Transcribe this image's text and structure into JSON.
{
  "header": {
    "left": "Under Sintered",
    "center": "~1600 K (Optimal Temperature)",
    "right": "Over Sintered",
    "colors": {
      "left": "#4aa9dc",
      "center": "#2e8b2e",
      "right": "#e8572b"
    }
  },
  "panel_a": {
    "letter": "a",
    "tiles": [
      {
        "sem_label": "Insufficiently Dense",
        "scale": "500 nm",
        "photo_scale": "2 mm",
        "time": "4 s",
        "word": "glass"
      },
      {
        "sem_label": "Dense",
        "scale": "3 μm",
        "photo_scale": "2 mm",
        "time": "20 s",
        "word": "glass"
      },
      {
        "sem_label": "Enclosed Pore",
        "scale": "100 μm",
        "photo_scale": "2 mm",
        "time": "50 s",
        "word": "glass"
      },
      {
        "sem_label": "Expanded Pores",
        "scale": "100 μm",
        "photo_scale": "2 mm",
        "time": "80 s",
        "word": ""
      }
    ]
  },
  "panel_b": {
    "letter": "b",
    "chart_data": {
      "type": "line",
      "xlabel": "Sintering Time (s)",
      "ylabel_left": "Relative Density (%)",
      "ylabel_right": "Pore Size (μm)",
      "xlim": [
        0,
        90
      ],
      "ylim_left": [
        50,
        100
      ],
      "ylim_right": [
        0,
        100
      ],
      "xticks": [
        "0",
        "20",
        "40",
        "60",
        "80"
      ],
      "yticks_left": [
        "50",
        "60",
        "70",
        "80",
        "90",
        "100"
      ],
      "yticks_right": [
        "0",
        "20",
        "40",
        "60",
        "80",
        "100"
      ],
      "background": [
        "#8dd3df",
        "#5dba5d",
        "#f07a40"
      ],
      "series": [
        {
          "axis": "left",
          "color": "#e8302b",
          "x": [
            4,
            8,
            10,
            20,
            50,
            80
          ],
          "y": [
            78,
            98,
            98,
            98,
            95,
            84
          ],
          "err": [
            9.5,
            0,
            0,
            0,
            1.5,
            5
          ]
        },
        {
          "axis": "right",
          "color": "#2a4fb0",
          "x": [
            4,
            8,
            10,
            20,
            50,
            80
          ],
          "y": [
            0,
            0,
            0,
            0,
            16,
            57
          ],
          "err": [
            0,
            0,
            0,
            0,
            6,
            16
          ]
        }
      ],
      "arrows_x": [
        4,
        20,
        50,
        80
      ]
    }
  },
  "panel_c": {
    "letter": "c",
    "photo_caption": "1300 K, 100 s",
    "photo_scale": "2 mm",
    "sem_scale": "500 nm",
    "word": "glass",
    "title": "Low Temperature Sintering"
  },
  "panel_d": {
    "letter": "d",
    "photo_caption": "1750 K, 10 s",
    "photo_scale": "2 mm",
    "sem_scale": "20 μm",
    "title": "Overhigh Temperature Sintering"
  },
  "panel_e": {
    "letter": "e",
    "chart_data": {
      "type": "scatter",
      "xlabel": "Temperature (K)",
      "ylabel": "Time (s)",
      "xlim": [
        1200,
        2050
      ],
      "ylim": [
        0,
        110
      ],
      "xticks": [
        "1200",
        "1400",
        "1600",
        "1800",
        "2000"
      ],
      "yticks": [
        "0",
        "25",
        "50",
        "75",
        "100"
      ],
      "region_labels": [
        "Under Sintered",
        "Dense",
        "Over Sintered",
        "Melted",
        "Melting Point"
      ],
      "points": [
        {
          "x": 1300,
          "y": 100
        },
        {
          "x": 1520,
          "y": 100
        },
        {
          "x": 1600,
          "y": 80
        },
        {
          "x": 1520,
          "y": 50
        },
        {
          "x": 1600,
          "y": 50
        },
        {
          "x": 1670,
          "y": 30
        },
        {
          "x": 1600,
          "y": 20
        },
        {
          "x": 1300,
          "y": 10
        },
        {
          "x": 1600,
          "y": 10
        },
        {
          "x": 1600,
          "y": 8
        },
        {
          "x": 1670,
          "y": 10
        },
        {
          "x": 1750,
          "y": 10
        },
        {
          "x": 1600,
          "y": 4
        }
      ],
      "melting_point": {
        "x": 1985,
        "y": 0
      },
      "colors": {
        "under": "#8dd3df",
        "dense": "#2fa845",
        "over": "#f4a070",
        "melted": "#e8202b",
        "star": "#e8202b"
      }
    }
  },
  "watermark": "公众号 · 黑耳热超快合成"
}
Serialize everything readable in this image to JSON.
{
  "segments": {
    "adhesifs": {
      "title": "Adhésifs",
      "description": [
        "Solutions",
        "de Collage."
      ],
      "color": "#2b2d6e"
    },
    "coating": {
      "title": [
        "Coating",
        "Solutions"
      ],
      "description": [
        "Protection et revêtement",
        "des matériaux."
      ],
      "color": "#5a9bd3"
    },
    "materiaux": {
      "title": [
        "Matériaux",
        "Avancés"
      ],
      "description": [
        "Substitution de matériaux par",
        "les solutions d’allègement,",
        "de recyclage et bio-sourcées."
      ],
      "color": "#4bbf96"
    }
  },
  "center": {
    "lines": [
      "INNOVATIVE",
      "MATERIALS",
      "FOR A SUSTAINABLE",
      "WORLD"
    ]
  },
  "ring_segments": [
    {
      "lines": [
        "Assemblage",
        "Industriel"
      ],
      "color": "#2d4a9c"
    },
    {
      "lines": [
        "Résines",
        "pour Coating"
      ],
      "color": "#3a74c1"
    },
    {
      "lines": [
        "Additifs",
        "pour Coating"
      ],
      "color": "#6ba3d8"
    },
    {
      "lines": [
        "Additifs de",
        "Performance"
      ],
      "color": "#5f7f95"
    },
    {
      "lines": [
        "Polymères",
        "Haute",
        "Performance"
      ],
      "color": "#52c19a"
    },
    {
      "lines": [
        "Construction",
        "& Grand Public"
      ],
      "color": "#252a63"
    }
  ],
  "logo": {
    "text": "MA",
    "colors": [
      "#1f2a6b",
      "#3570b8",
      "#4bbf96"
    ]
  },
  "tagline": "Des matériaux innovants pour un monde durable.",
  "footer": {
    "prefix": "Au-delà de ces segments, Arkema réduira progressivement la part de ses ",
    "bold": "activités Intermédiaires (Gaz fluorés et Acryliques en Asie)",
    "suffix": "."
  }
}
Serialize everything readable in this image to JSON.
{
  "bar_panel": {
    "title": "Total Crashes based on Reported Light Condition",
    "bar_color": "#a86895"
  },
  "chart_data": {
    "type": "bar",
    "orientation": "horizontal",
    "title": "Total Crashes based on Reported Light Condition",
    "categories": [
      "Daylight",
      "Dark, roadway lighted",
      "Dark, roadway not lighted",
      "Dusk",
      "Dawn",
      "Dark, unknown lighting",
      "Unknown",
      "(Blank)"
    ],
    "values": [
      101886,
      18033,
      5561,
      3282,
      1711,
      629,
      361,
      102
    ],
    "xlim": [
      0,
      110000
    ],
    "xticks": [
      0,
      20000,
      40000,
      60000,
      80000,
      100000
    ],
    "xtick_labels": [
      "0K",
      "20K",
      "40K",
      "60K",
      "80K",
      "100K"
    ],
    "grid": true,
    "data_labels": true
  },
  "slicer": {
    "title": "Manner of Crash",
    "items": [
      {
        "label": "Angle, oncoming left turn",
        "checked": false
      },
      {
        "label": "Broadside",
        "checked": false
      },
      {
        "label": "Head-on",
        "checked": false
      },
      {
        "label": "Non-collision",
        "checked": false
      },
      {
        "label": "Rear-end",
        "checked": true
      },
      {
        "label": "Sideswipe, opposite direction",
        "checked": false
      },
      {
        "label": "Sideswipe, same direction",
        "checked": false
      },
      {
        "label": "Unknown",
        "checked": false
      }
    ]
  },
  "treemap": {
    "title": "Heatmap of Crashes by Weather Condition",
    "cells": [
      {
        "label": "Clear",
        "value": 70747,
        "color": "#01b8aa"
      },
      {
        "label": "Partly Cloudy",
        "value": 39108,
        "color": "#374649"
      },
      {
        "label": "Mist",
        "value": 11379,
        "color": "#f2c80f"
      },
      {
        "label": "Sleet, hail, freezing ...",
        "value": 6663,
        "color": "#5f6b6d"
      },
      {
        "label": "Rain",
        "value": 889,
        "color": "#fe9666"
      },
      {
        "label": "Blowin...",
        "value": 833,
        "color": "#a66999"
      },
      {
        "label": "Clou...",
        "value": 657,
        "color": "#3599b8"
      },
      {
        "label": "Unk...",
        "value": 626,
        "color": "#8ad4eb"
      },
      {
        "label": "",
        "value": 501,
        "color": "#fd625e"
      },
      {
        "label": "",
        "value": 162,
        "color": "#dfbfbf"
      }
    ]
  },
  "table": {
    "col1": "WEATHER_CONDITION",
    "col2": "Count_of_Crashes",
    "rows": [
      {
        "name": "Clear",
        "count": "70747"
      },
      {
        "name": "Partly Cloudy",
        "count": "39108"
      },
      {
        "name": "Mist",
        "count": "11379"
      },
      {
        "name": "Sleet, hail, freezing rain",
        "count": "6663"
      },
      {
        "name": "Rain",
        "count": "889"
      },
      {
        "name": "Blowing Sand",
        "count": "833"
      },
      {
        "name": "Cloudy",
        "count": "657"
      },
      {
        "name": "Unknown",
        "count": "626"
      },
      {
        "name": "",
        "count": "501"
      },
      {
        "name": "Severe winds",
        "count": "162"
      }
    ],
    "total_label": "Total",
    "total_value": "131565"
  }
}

* Task requirements
Where does the word "Sideswipe" appear? Return each line that holds it.

* Solution for this task
        "label": "Sideswipe, opposite direction",
        "label": "Sideswipe, same direction",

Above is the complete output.